■ **REQUIREMENT**
Retype every line of the material below verbatim.

Boxed element entries:
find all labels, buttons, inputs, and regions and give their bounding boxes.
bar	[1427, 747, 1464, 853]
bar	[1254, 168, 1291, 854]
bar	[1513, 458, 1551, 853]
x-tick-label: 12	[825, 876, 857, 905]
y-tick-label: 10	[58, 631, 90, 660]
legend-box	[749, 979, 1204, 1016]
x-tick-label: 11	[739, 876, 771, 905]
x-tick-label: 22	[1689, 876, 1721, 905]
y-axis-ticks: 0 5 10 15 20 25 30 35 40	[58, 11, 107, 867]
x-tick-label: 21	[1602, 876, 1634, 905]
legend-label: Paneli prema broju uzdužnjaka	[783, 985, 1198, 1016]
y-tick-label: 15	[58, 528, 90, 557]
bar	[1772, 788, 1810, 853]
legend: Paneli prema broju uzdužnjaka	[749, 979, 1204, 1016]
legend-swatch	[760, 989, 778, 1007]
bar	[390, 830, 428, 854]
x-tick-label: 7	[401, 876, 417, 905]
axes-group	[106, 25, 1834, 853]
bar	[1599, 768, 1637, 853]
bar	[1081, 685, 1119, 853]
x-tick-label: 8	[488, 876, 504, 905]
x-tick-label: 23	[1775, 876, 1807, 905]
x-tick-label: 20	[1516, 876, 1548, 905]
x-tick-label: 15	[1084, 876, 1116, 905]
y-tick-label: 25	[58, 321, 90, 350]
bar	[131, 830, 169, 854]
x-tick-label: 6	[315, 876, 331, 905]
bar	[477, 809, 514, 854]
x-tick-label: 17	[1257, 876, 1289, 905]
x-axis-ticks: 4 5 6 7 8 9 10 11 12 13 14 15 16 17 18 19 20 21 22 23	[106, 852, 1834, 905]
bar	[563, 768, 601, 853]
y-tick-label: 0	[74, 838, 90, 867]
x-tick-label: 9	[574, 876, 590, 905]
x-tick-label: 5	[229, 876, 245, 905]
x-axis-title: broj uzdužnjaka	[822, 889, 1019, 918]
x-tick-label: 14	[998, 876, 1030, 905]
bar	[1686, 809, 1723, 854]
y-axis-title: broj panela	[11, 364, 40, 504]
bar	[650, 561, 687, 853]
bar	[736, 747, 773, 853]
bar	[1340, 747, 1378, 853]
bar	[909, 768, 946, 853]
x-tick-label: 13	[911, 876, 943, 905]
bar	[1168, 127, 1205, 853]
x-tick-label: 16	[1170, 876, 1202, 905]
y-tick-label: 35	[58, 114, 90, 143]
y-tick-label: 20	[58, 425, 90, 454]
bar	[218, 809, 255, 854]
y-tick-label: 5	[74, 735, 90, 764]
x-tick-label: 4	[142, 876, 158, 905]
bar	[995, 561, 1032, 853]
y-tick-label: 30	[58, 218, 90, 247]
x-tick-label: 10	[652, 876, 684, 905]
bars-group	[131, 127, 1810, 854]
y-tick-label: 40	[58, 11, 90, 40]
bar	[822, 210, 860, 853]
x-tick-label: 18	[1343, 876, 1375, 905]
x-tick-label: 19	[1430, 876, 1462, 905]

■ **FINAL RESULT**
find all labels, buttons, inputs, and regions and give their bounding boxes.
bar	[1427, 747, 1464, 853]
bar	[1254, 168, 1291, 854]
bar	[1513, 458, 1551, 853]
x-tick-label: 12	[825, 876, 857, 905]
y-tick-label: 10	[58, 631, 90, 660]
legend-box	[749, 979, 1204, 1016]
x-tick-label: 11	[739, 876, 771, 905]
x-tick-label: 22	[1689, 876, 1721, 905]
y-axis-ticks: 0 5 10 15 20 25 30 35 40	[58, 11, 107, 867]
x-tick-label: 21	[1602, 876, 1634, 905]
legend-label: Paneli prema broju uzdužnjaka	[783, 985, 1198, 1016]
y-tick-label: 15	[58, 528, 90, 557]
bar	[1772, 788, 1810, 853]
legend: Paneli prema broju uzdužnjaka	[749, 979, 1204, 1016]
legend-swatch	[760, 989, 778, 1007]
bar	[390, 830, 428, 854]
x-tick-label: 7	[401, 876, 417, 905]
axes-group	[106, 25, 1834, 853]
bar	[1599, 768, 1637, 853]
bar	[1081, 685, 1119, 853]
x-tick-label: 8	[488, 876, 504, 905]
x-tick-label: 23	[1775, 876, 1807, 905]
x-tick-label: 20	[1516, 876, 1548, 905]
x-tick-label: 15	[1084, 876, 1116, 905]
y-tick-label: 25	[58, 321, 90, 350]
bar	[131, 830, 169, 854]
x-tick-label: 6	[315, 876, 331, 905]
bar	[477, 809, 514, 854]
x-tick-label: 17	[1257, 876, 1289, 905]
x-axis-ticks: 4 5 6 7 8 9 10 11 12 13 14 15 16 17 18 19 20 21 22 23	[106, 852, 1834, 905]
bar	[563, 768, 601, 853]
y-tick-label: 0	[74, 838, 90, 867]
x-tick-label: 9	[574, 876, 590, 905]
x-tick-label: 5	[229, 876, 245, 905]
x-axis-title: broj uzdužnjaka	[822, 889, 1019, 918]
x-tick-label: 14	[998, 876, 1030, 905]
bar	[1686, 809, 1723, 854]
y-axis-title: broj panela	[11, 364, 40, 504]
bar	[650, 561, 687, 853]
bar	[736, 747, 773, 853]
bar	[1340, 747, 1378, 853]
bar	[909, 768, 946, 853]
x-tick-label: 13	[911, 876, 943, 905]
bar	[1168, 127, 1205, 853]
x-tick-label: 16	[1170, 876, 1202, 905]
y-tick-label: 35	[58, 114, 90, 143]
y-tick-label: 20	[58, 425, 90, 454]
bar	[218, 809, 255, 854]
y-tick-label: 5	[74, 735, 90, 764]
x-tick-label: 4	[142, 876, 158, 905]
bar	[995, 561, 1032, 853]
y-tick-label: 30	[58, 218, 90, 247]
x-tick-label: 10	[652, 876, 684, 905]
bars-group	[131, 127, 1810, 854]
y-tick-label: 40	[58, 11, 90, 40]
bar	[822, 210, 860, 853]
x-tick-label: 18	[1343, 876, 1375, 905]
x-tick-label: 19	[1430, 876, 1462, 905]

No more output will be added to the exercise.